── EXCERTO DA FONTE ──

Trabalho realizado por: Bernardo Zurzica Dias,
subturma 15; nº aluno: 67949
Este
trabalho tem como propósito analisar a evolução da Administração Clássica, para
uma nova Administração contemporânea, que traz consigo grandes desafios e
problemas, que originam dúvidas em várias áreas do agir administrativo.
Transformação
da Administração: uma nova Administração?
Efetivamente, nas últimas décadas do século
XX, e, principalmente, neste século, tem-se verificado um exponencial
desenvolvimento tecnológico nos domínios da informática, que permitiu afirmar
que existiram quatro fases de alteração da sociedade contemporânea, segundo
Otero (2013).
A
progressiva utilização de “ferramentas” computadorizadas quer de tratamento,
quer de armazenamento de informação, possibilita várias conexões, interações e
também uma gestão mais eficaz e célere de informação desmaterializada. A
democratização do computador pessoal permite a qualquer pessoa o acesso, a
qualquer momento em todos os locais, à informação. A conexão à internet, que
provocou o fenómeno do surgimento de redes sociais, garante uma rápida
circulação de informação, que culmina numa globalização intensa, dissipando as
longas distâncias de várias partes do globo, sem necessidade de contactos
físicos entre os seus membros.
A sociedade de informação que hoje está em
vigor tornando quase arcaica e disfuncional a utilização do papel na
comunicação de mensagens, o que leva por consequência, não só à
desmaterialização da informação, mas também à simplificação da linguagem
escrita, e porventura à sua substituição por imagens ou símbolos universais de
comunicação, dissipando, praticamente, as fronteiras e “pondo a nu” a
ineficácia dos mecanismos clássicos de intervenção do Estado perante os permanentes
desafios do ciberespaço. No fundo, esta súbita e brusca evolução das modernas
sociedades, revelam um domínio da vida social conquistada pela Informática, e
por contágio produziu inevitáveis efeitos na Administração Pública.
A
introdução da tecnologia no seio da Administração Pública, alterou,
profundamente, o seu relacionamento com os cidadãos. Surgiram novos mecanismos
e institutos jurídicos que, progressivamente, nas duas últimas décadas,
revelaram uma nova Administração, culminando na informatização da Administração
Pública, que introduziu mais inovações que os últimos dois milénios, bastante
curioso esse facto. A Administração Clássica foi cedendo lugar, num processo
ainda em pleno desenvolvimento e aprofundamento, a uma Administração Pública
eletrónica, que atualmente vigora com eficácia plena.

───
── DADOS FORNECIDOS ──

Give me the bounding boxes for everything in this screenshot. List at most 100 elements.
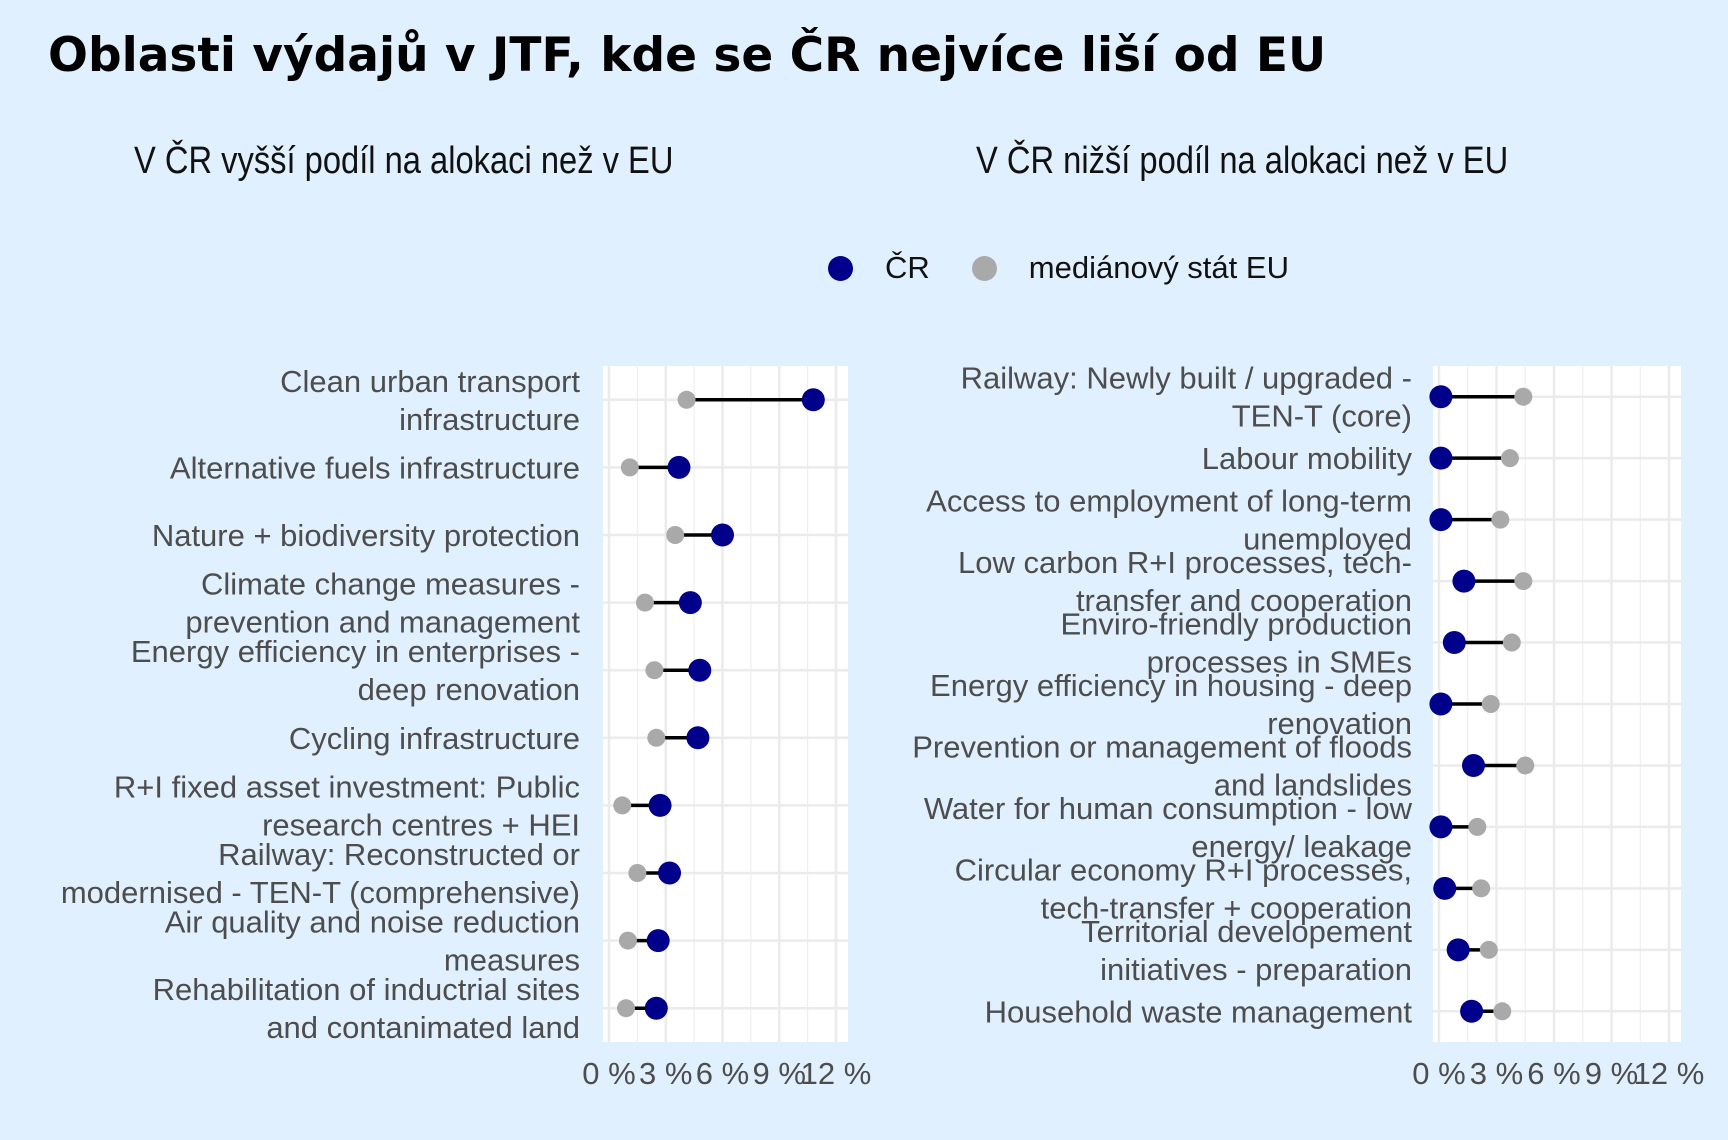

───

QUESTÕES A RESOLVER
[1] Segundo o texto sobre a transformação da Administração, o que permitiu afirmar que existiram quatro fases de alteração da sociedade contemporânea?
[2] No texto sobre a transformação da Administração, que possibilidades decorrem da utilização progressiva de "ferramentas" computadorizadas de tratamento e de armazenamento de informação? Enumere-as todas.
[3] Continue o texto sobre a transformação da Administração a partir da última frase apresentada.

LISTA DE RESPOSTAS
[1] Permitiu-o o exponencial desenvolvimento tecnológico nos domínios da informática, verificado nas últimas décadas do século XX e, principalmente, neste século. A afirmação é feita segundo Otero (2013).

[2]
- Várias conexões
- Interações
- Uma gestão mais eficaz e célere de informação desmaterializada

[3]
Quais
as principais manifestações de um tal processo de informatização da
Administração Pública?
É
possível determinar várias fases da informatização administrativa passou de uma
primeira fase, designada de “computador-arquivo”, para uma nova fase, do “computador-funcionário”,
permitindo, atualmente, em casos de predeterminação por via de programação de
computador, a adoção de “atos administrativos informáticos”, englobando também
a existência de conceitos jurídicos indeterminados e de poderes
discricionários, que surgem como áreas de exclusão decisória informatizada.
A
armazenagem, a gestão e a utilização da informação administrativa é atualmente,
efetuada por meio de mecanismos informatizados, que desemboca numa
desmaterialização do procedimento decisório, sendo notórios altos níveis de
implantação da Administração eletrónica nos seguintes setores: administração
tributária ou fiscal, segurança social, sistema público de saúde, contratação
pública, registo civil, criminal e predial, justiça, setor financeiro e
bancário, universidades públicas.
Cada vez mais, o acesso dos cidadãos à
Administração é realizado, com maior frequência, através de portais da
internet. É importante sublinhar que a resposta administrativa é enviada por
notificação eletrónica, utilizando uma assinatura digital. Nota-se um
progressivo processo de desmaterialização do agir administrativo, sendo isso
patente na indicação da morada que é alterada pela indicação do endereço
eletrónico. Por exemplo, na publicação eletrónica dos boletins oficiais de
legislação são divulgados online atos jurídicos ou simples informação
administrativa, que, assumem, naturalmente, um caráter vinculativo para a
Administração Pública e que para que seja permitida um acesso mais facilitado,
de uma forma genérica de todos os cidadãos ao seu conteúdo, que permite
facilitar o controlo público do agir administrativo. Por fim, os livros em
suporte de papel que realizam compilações ou coletâneas de legislação, de
decisões administrativas e de sentenças judicias estão a ser substituídos pela
informação resultante de “sites da net” geridos por entidades públicas ou por
“e-books”. Nesta longa enunciação, é bastante percetível, que tem ocorrido
transformações substanciais com o desenvolvimento da de uma Administração mais
informatizada.
Uma questão, bastante pertinente de se colocar é,
se será a Administração eletrónica um lugar de vantagens, em termos
comparativos com o modelo tradicional, com perigos, riscos ou desvantagens?
Naturalmente, que nem todas as mudanças, por
via da integração de mecanismos eletrónicos, correspondem, totalmente, a
verdadeiras vantagens.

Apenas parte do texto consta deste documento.